> Exercise instructions: Using the listing below, please gather every line containing the word "phone".
++++++++++
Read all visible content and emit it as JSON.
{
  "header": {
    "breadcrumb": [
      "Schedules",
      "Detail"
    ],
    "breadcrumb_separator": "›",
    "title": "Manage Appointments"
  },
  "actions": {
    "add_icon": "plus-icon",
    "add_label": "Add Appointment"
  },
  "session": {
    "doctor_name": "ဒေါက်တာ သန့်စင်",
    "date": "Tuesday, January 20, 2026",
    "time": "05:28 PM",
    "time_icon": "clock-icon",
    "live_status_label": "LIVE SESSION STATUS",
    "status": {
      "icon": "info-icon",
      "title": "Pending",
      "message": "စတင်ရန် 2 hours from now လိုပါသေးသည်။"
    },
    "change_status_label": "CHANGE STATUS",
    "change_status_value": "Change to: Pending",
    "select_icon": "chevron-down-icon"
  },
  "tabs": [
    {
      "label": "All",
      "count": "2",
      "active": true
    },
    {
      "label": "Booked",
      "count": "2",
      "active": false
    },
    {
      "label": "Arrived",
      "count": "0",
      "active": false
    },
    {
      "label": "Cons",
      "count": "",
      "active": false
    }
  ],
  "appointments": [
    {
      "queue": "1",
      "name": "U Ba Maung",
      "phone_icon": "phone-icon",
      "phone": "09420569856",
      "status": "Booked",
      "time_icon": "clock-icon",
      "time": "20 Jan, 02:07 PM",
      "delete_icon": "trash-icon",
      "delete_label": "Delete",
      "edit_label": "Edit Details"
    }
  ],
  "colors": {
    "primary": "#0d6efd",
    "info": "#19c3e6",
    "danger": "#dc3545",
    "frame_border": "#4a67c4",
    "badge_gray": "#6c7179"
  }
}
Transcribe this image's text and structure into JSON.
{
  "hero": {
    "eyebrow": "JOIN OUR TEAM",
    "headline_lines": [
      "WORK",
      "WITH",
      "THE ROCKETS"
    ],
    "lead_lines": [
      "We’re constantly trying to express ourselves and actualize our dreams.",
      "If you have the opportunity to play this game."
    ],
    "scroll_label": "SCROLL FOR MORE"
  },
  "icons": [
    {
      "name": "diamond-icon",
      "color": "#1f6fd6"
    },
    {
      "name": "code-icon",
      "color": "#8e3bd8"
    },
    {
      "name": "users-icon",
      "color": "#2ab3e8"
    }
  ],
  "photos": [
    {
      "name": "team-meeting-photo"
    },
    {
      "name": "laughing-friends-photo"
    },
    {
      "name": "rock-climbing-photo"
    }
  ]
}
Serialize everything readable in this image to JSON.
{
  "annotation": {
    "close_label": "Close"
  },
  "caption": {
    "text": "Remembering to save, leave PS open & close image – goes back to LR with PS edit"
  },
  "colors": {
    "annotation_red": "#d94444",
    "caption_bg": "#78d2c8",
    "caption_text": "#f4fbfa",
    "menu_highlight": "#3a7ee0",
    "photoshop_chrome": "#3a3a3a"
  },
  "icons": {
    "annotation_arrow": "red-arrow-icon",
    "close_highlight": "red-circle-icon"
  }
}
++++++++++
> Written response:
      "phone_icon": "phone-icon",
      "phone": "09420569856",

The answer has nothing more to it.